*TASK DESCRIPTION*: Locate and copy all lines bearing the word "content".
--- begin EXERCISE MATERIAL ---
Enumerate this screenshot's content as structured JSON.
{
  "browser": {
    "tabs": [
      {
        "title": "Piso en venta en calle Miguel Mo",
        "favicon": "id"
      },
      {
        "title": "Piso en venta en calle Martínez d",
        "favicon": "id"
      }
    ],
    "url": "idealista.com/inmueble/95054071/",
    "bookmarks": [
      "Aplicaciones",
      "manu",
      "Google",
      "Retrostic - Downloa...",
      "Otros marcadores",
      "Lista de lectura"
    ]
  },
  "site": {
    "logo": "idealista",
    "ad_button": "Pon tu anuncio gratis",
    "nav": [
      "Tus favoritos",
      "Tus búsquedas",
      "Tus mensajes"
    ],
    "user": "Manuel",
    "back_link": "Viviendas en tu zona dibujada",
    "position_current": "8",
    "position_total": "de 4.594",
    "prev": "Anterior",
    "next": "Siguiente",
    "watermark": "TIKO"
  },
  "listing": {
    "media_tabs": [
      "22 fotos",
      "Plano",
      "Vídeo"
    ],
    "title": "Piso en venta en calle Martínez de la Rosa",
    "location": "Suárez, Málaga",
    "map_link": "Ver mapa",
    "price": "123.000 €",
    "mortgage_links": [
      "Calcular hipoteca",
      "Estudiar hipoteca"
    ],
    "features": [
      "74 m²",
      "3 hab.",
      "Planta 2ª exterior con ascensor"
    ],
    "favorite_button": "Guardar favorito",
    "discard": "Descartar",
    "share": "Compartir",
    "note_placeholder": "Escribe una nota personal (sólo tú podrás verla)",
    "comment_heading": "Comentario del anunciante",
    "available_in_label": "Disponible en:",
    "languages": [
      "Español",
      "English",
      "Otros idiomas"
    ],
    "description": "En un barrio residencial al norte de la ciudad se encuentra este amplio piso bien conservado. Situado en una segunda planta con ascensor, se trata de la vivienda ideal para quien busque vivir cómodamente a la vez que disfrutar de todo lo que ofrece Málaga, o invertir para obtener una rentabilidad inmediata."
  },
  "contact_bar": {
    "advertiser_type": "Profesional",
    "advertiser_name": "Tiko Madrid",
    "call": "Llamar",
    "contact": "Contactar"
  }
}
--- end EXERCISE MATERIAL ---
--- begin EXERCISE MATERIAL ---
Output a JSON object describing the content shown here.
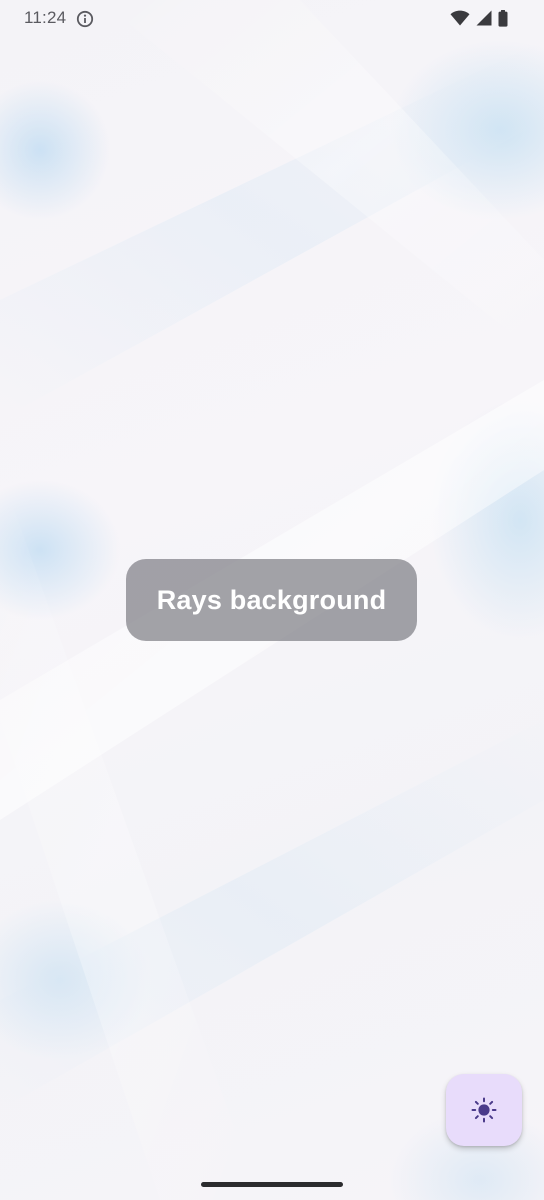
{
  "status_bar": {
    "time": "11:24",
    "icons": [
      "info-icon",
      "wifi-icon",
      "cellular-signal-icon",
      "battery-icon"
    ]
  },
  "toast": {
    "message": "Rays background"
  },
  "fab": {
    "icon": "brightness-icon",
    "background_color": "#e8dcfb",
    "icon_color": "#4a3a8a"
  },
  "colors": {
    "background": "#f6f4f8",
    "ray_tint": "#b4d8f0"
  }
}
--- end EXERCISE MATERIAL ---
*FINISHED TASK*:
Enumerate this screenshot's content as structured JSON.
Output a JSON object describing the content shown here.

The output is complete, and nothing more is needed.